BEGIN INFORMATION SUPPLIED

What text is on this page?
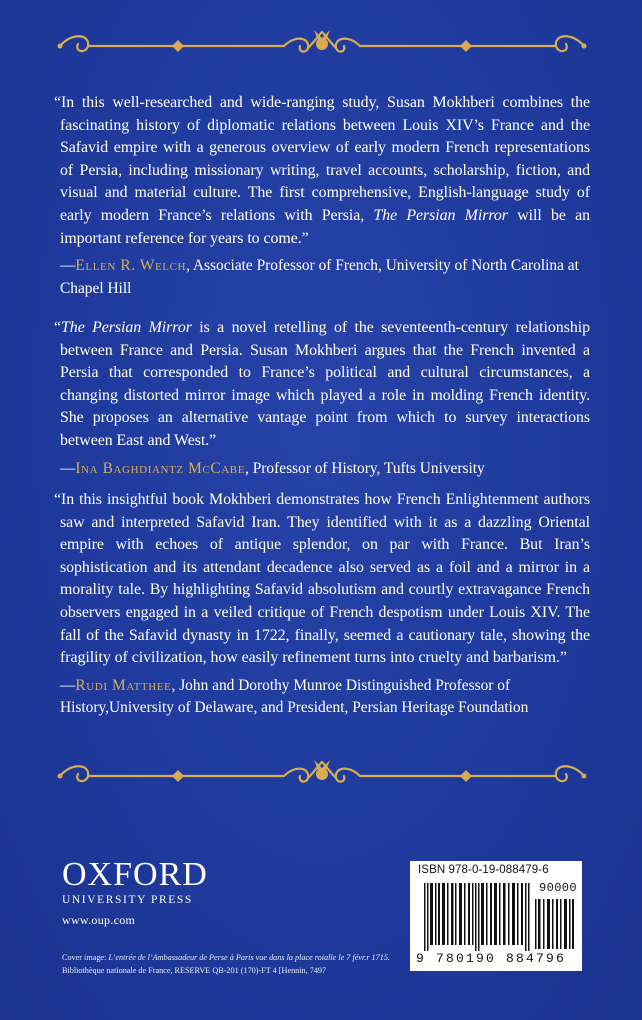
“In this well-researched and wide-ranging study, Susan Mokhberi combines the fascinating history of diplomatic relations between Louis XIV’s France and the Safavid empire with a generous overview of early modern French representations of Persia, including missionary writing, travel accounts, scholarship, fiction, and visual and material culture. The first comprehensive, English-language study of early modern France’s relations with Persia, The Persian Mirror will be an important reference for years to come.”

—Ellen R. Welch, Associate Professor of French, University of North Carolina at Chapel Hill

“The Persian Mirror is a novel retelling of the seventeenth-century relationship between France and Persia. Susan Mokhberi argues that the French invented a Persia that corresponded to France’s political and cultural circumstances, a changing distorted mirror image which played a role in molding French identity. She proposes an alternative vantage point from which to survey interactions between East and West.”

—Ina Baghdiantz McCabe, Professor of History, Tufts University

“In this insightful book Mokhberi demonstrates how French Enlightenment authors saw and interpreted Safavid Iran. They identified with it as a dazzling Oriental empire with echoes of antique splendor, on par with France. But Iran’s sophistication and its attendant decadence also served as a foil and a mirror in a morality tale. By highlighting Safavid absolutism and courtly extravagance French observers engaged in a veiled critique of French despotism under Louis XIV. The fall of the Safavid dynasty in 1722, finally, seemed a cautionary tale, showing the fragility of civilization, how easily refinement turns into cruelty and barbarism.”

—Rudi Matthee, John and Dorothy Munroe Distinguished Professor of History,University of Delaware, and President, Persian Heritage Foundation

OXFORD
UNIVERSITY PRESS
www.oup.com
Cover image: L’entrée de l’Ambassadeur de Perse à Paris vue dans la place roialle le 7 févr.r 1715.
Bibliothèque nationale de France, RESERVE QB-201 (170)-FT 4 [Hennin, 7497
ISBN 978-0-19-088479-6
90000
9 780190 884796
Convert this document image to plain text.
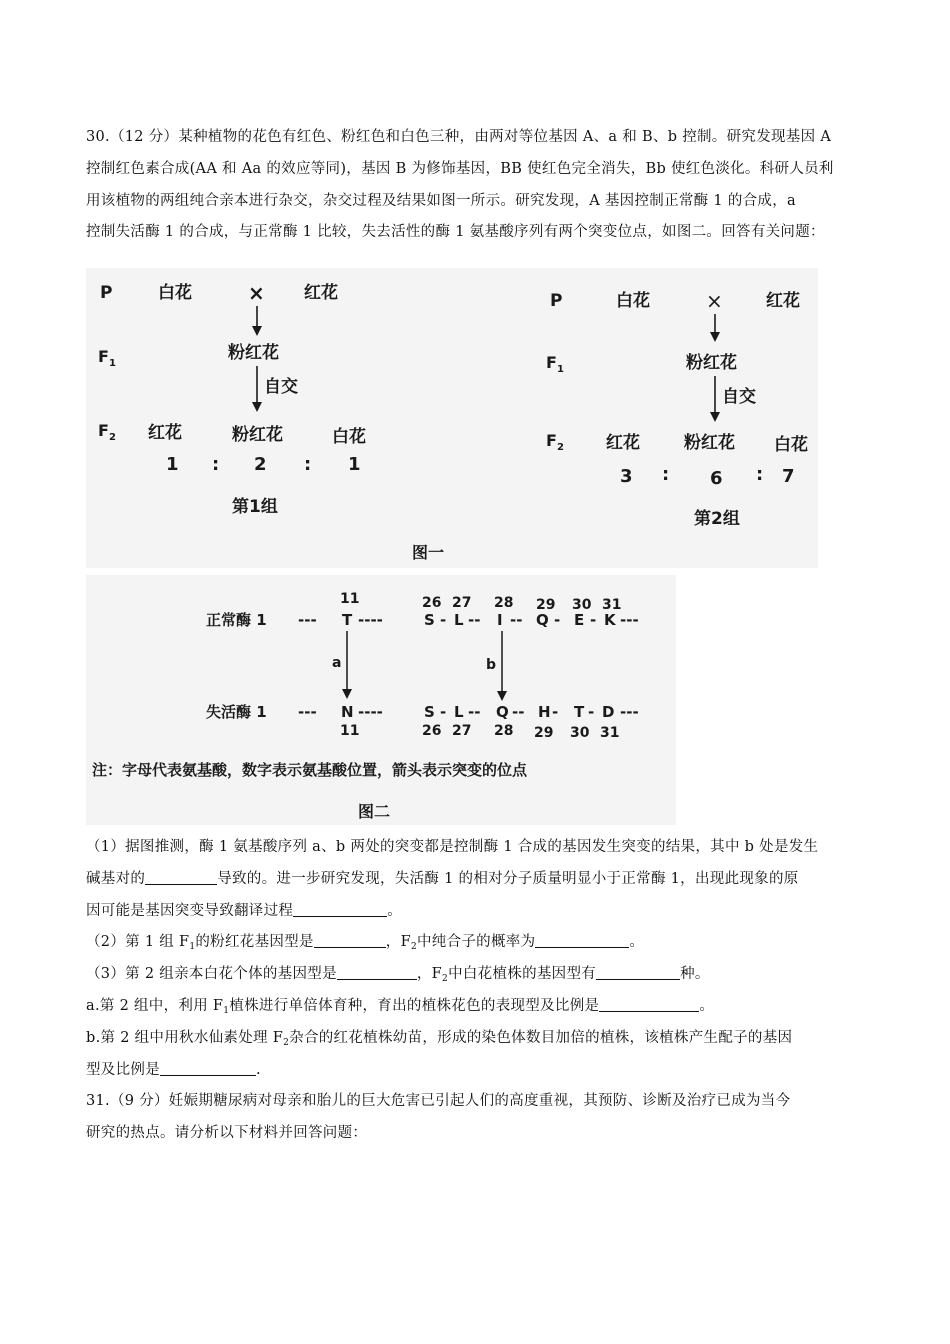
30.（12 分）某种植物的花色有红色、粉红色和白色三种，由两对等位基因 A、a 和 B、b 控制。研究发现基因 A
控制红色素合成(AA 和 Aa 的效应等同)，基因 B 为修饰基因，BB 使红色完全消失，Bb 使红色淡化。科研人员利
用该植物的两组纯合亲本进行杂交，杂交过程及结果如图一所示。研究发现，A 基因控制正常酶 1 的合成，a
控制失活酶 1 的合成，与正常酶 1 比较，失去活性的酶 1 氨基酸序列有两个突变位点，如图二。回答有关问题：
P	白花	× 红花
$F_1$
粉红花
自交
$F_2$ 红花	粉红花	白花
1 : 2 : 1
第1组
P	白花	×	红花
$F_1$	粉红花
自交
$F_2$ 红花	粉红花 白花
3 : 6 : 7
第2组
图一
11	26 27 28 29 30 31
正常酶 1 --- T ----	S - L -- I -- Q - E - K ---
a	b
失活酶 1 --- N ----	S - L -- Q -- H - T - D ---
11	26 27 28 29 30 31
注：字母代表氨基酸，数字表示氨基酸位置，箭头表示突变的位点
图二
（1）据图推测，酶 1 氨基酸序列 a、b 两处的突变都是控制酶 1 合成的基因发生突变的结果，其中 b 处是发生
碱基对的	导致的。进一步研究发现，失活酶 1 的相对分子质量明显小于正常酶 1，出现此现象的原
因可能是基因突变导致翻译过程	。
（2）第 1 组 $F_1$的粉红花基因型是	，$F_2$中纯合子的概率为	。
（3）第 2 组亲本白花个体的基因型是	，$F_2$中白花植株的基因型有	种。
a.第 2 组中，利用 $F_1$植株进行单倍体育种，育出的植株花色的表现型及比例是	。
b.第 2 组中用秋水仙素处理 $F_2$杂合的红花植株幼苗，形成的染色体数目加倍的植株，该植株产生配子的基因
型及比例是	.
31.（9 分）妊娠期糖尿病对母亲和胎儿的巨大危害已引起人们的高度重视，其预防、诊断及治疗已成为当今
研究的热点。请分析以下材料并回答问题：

END INFORMATION SUPPLIED

» GIVEN EXERCISE
Reproduce each line exactly, please, except for any pictures.

» PROBLEM SOLUTION
What text is on this page?
“In this well-researched and wide-ranging study, Susan Mokhberi combines the fascinating history of diplomatic relations between Louis XIV’s France and the Safavid empire with a generous overview of early modern French representations of Persia, including missionary writing, travel accounts, scholarship, fiction, and visual and material culture. The first comprehensive, English-language study of early modern France’s relations with Persia, The Persian Mirror will be an important reference for years to come.”

—Ellen R. Welch, Associate Professor of French, University of North Carolina at Chapel Hill

“The Persian Mirror is a novel retelling of the seventeenth-century relationship between France and Persia. Susan Mokhberi argues that the French invented a Persia that corresponded to France’s political and cultural circumstances, a changing distorted mirror image which played a role in molding French identity. She proposes an alternative vantage point from which to survey interactions between East and West.”

—Ina Baghdiantz McCabe, Professor of History, Tufts University

“In this insightful book Mokhberi demonstrates how French Enlightenment authors saw and interpreted Safavid Iran. They identified with it as a dazzling Oriental empire with echoes of antique splendor, on par with France. But Iran’s sophistication and its attendant decadence also served as a foil and a mirror in a morality tale. By highlighting Safavid absolutism and courtly extravagance French observers engaged in a veiled critique of French despotism under Louis XIV. The fall of the Safavid dynasty in 1722, finally, seemed a cautionary tale, showing the fragility of civilization, how easily refinement turns into cruelty and barbarism.”

—Rudi Matthee, John and Dorothy Munroe Distinguished Professor of History,University of Delaware, and President, Persian Heritage Foundation

OXFORD
UNIVERSITY PRESS
www.oup.com
Cover image: L’entrée de l’Ambassadeur de Perse à Paris vue dans la place roialle le 7 févr.r 1715.
Bibliothèque nationale de France, RESERVE QB-201 (170)-FT 4 [Hennin, 7497
ISBN 978-0-19-088479-6
90000
9 780190 884796
Convert this document image to plain text.
30.（12 分）某种植物的花色有红色、粉红色和白色三种，由两对等位基因 A、a 和 B、b 控制。研究发现基因 A
控制红色素合成(AA 和 Aa 的效应等同)，基因 B 为修饰基因，BB 使红色完全消失，Bb 使红色淡化。科研人员利
用该植物的两组纯合亲本进行杂交，杂交过程及结果如图一所示。研究发现，A 基因控制正常酶 1 的合成，a
控制失活酶 1 的合成，与正常酶 1 比较，失去活性的酶 1 氨基酸序列有两个突变位点，如图二。回答有关问题：
P	白花	× 红花
$F_1$
粉红花
自交
$F_2$ 红花	粉红花	白花
1 : 2 : 1
第1组
P	白花	×	红花
$F_1$	粉红花
自交
$F_2$ 红花	粉红花 白花
3 : 6 : 7
第2组
图一
11	26 27 28 29 30 31
正常酶 1 --- T ----	S - L -- I -- Q - E - K ---
a	b
失活酶 1 --- N ----	S - L -- Q -- H - T - D ---
11	26 27 28 29 30 31
注：字母代表氨基酸，数字表示氨基酸位置，箭头表示突变的位点
图二
（1）据图推测，酶 1 氨基酸序列 a、b 两处的突变都是控制酶 1 合成的基因发生突变的结果，其中 b 处是发生
碱基对的	导致的。进一步研究发现，失活酶 1 的相对分子质量明显小于正常酶 1，出现此现象的原
因可能是基因突变导致翻译过程	。
（2）第 1 组 $F_1$的粉红花基因型是	，$F_2$中纯合子的概率为	。
（3）第 2 组亲本白花个体的基因型是	，$F_2$中白花植株的基因型有	种。
a.第 2 组中，利用 $F_1$植株进行单倍体育种，育出的植株花色的表现型及比例是	。
b.第 2 组中用秋水仙素处理 $F_2$杂合的红花植株幼苗，形成的染色体数目加倍的植株，该植株产生配子的基因
型及比例是	.
31.（9 分）妊娠期糖尿病对母亲和胎儿的巨大危害已引起人们的高度重视，其预防、诊断及治疗已成为当今
研究的热点。请分析以下材料并回答问题：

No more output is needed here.